-- Start of DATA FOR THE TASK --
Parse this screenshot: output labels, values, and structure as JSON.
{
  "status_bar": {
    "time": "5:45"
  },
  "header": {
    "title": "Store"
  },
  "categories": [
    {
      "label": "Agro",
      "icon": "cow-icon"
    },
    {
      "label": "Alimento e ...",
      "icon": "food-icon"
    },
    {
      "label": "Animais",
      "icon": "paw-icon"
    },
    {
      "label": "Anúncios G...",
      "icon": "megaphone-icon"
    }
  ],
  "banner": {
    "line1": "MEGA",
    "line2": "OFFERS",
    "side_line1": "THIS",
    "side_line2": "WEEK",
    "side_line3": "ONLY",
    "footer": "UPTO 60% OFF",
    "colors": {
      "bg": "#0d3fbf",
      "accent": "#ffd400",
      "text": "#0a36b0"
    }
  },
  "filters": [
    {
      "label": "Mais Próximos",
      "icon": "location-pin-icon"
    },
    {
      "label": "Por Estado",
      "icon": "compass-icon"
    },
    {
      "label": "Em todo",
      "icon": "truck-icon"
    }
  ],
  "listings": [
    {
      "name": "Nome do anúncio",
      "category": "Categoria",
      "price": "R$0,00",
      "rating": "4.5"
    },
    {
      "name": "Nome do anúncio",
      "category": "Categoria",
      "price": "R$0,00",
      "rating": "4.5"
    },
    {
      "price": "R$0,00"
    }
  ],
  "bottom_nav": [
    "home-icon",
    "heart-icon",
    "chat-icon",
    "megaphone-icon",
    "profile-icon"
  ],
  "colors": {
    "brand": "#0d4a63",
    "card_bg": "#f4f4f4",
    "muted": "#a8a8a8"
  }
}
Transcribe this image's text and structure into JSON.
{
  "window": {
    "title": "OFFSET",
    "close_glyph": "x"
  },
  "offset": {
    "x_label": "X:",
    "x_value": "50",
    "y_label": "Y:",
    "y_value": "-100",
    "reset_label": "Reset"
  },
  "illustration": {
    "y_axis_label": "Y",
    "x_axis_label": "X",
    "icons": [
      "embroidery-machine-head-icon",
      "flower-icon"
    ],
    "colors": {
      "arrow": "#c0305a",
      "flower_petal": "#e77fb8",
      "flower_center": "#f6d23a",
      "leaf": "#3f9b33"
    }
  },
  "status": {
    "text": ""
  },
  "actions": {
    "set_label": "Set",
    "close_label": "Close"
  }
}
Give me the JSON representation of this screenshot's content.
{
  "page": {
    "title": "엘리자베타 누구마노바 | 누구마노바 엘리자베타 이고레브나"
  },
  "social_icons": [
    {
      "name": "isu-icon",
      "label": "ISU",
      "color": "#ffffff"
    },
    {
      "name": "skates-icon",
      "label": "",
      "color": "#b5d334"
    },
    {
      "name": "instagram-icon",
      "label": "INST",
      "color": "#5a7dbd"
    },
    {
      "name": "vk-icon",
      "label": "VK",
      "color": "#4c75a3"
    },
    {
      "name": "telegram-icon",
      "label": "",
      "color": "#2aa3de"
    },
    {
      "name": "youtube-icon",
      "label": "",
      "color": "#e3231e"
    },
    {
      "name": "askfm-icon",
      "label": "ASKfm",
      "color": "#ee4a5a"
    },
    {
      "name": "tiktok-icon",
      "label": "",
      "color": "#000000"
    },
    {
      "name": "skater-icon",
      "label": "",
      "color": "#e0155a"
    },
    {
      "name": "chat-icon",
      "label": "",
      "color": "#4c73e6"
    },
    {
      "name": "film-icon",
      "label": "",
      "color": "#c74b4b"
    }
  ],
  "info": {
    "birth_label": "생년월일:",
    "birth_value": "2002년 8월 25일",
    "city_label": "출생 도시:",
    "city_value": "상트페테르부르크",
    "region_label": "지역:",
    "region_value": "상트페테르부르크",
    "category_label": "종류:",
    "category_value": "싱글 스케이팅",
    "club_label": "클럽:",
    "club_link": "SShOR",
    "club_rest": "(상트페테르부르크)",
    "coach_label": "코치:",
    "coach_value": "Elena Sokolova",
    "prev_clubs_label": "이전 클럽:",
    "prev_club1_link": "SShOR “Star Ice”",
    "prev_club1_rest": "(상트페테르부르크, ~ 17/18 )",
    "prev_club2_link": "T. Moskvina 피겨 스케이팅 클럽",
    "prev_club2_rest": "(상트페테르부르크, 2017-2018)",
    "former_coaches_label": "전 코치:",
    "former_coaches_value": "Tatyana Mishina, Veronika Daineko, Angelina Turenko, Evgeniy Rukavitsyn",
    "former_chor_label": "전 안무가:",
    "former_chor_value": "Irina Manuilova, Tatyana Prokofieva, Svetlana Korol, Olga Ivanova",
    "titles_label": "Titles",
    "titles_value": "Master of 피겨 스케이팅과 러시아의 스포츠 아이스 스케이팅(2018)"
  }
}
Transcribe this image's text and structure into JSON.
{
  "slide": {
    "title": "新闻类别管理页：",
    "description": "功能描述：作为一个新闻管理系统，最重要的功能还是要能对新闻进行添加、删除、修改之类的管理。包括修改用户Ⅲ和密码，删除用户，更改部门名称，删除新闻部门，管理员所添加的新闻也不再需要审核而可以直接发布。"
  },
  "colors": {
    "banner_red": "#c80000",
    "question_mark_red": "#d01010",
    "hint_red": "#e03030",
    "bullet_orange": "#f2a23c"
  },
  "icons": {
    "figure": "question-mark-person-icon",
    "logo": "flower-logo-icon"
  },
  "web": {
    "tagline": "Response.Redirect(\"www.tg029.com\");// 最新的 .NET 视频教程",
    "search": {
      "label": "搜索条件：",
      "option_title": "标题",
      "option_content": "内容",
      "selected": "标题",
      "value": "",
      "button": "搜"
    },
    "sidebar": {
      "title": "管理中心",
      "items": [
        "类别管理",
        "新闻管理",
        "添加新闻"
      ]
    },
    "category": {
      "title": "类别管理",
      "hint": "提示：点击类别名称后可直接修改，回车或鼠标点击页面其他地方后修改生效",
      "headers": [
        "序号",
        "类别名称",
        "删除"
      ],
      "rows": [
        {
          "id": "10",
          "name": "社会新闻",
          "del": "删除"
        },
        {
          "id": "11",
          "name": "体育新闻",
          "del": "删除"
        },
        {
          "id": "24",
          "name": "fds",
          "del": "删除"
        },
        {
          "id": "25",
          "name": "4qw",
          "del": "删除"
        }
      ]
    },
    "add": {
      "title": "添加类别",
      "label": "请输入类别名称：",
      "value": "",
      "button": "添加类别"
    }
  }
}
-- End of DATA FOR THE TASK --
> **EXERCISE PROMPT**
Each record above should be restated word for word.

> **THE RESPONSE**
Parse this screenshot: output labels, values, and structure as JSON.
{
  "status_bar": {
    "time": "5:45"
  },
  "header": {
    "title": "Store"
  },
  "categories": [
    {
      "label": "Agro",
      "icon": "cow-icon"
    },
    {
      "label": "Alimento e ...",
      "icon": "food-icon"
    },
    {
      "label": "Animais",
      "icon": "paw-icon"
    },
    {
      "label": "Anúncios G...",
      "icon": "megaphone-icon"
    }
  ],
  "banner": {
    "line1": "MEGA",
    "line2": "OFFERS",
    "side_line1": "THIS",
    "side_line2": "WEEK",
    "side_line3": "ONLY",
    "footer": "UPTO 60% OFF",
    "colors": {
      "bg": "#0d3fbf",
      "accent": "#ffd400",
      "text": "#0a36b0"
    }
  },
  "filters": [
    {
      "label": "Mais Próximos",
      "icon": "location-pin-icon"
    },
    {
      "label": "Por Estado",
      "icon": "compass-icon"
    },
    {
      "label": "Em todo",
      "icon": "truck-icon"
    }
  ],
  "listings": [
    {
      "name": "Nome do anúncio",
      "category": "Categoria",
      "price": "R$0,00",
      "rating": "4.5"
    },
    {
      "name": "Nome do anúncio",
      "category": "Categoria",
      "price": "R$0,00",
      "rating": "4.5"
    },
    {
      "price": "R$0,00"
    }
  ],
  "bottom_nav": [
    "home-icon",
    "heart-icon",
    "chat-icon",
    "megaphone-icon",
    "profile-icon"
  ],
  "colors": {
    "brand": "#0d4a63",
    "card_bg": "#f4f4f4",
    "muted": "#a8a8a8"
  }
}
Transcribe this image's text and structure into JSON.
{
  "window": {
    "title": "OFFSET",
    "close_glyph": "x"
  },
  "offset": {
    "x_label": "X:",
    "x_value": "50",
    "y_label": "Y:",
    "y_value": "-100",
    "reset_label": "Reset"
  },
  "illustration": {
    "y_axis_label": "Y",
    "x_axis_label": "X",
    "icons": [
      "embroidery-machine-head-icon",
      "flower-icon"
    ],
    "colors": {
      "arrow": "#c0305a",
      "flower_petal": "#e77fb8",
      "flower_center": "#f6d23a",
      "leaf": "#3f9b33"
    }
  },
  "status": {
    "text": ""
  },
  "actions": {
    "set_label": "Set",
    "close_label": "Close"
  }
}
Give me the JSON representation of this screenshot's content.
{
  "page": {
    "title": "엘리자베타 누구마노바 | 누구마노바 엘리자베타 이고레브나"
  },
  "social_icons": [
    {
      "name": "isu-icon",
      "label": "ISU",
      "color": "#ffffff"
    },
    {
      "name": "skates-icon",
      "label": "",
      "color": "#b5d334"
    },
    {
      "name": "instagram-icon",
      "label": "INST",
      "color": "#5a7dbd"
    },
    {
      "name": "vk-icon",
      "label": "VK",
      "color": "#4c75a3"
    },
    {
      "name": "telegram-icon",
      "label": "",
      "color": "#2aa3de"
    },
    {
      "name": "youtube-icon",
      "label": "",
      "color": "#e3231e"
    },
    {
      "name": "askfm-icon",
      "label": "ASKfm",
      "color": "#ee4a5a"
    },
    {
      "name": "tiktok-icon",
      "label": "",
      "color": "#000000"
    },
    {
      "name": "skater-icon",
      "label": "",
      "color": "#e0155a"
    },
    {
      "name": "chat-icon",
      "label": "",
      "color": "#4c73e6"
    },
    {
      "name": "film-icon",
      "label": "",
      "color": "#c74b4b"
    }
  ],
  "info": {
    "birth_label": "생년월일:",
    "birth_value": "2002년 8월 25일",
    "city_label": "출생 도시:",
    "city_value": "상트페테르부르크",
    "region_label": "지역:",
    "region_value": "상트페테르부르크",
    "category_label": "종류:",
    "category_value": "싱글 스케이팅",
    "club_label": "클럽:",
    "club_link": "SShOR",
    "club_rest": "(상트페테르부르크)",
    "coach_label": "코치:",
    "coach_value": "Elena Sokolova",
    "prev_clubs_label": "이전 클럽:",
    "prev_club1_link": "SShOR “Star Ice”",
    "prev_club1_rest": "(상트페테르부르크, ~ 17/18 )",
    "prev_club2_link": "T. Moskvina 피겨 스케이팅 클럽",
    "prev_club2_rest": "(상트페테르부르크, 2017-2018)",
    "former_coaches_label": "전 코치:",
    "former_coaches_value": "Tatyana Mishina, Veronika Daineko, Angelina Turenko, Evgeniy Rukavitsyn",
    "former_chor_label": "전 안무가:",
    "former_chor_value": "Irina Manuilova, Tatyana Prokofieva, Svetlana Korol, Olga Ivanova",
    "titles_label": "Titles",
    "titles_value": "Master of 피겨 스케이팅과 러시아의 스포츠 아이스 스케이팅(2018)"
  }
}
Transcribe this image's text and structure into JSON.
{
  "slide": {
    "title": "新闻类别管理页：",
    "description": "功能描述：作为一个新闻管理系统，最重要的功能还是要能对新闻进行添加、删除、修改之类的管理。包括修改用户Ⅲ和密码，删除用户，更改部门名称，删除新闻部门，管理员所添加的新闻也不再需要审核而可以直接发布。"
  },
  "colors": {
    "banner_red": "#c80000",
    "question_mark_red": "#d01010",
    "hint_red": "#e03030",
    "bullet_orange": "#f2a23c"
  },
  "icons": {
    "figure": "question-mark-person-icon",
    "logo": "flower-logo-icon"
  },
  "web": {
    "tagline": "Response.Redirect(\"www.tg029.com\");// 最新的 .NET 视频教程",
    "search": {
      "label": "搜索条件：",
      "option_title": "标题",
      "option_content": "内容",
      "selected": "标题",
      "value": "",
      "button": "搜"
    },
    "sidebar": {
      "title": "管理中心",
      "items": [
        "类别管理",
        "新闻管理",
        "添加新闻"
      ]
    },
    "category": {
      "title": "类别管理",
      "hint": "提示：点击类别名称后可直接修改，回车或鼠标点击页面其他地方后修改生效",
      "headers": [
        "序号",
        "类别名称",
        "删除"
      ],
      "rows": [
        {
          "id": "10",
          "name": "社会新闻",
          "del": "删除"
        },
        {
          "id": "11",
          "name": "体育新闻",
          "del": "删除"
        },
        {
          "id": "24",
          "name": "fds",
          "del": "删除"
        },
        {
          "id": "25",
          "name": "4qw",
          "del": "删除"
        }
      ]
    },
    "add": {
      "title": "添加类别",
      "label": "请输入类别名称：",
      "value": "",
      "button": "添加类别"
    }
  }
}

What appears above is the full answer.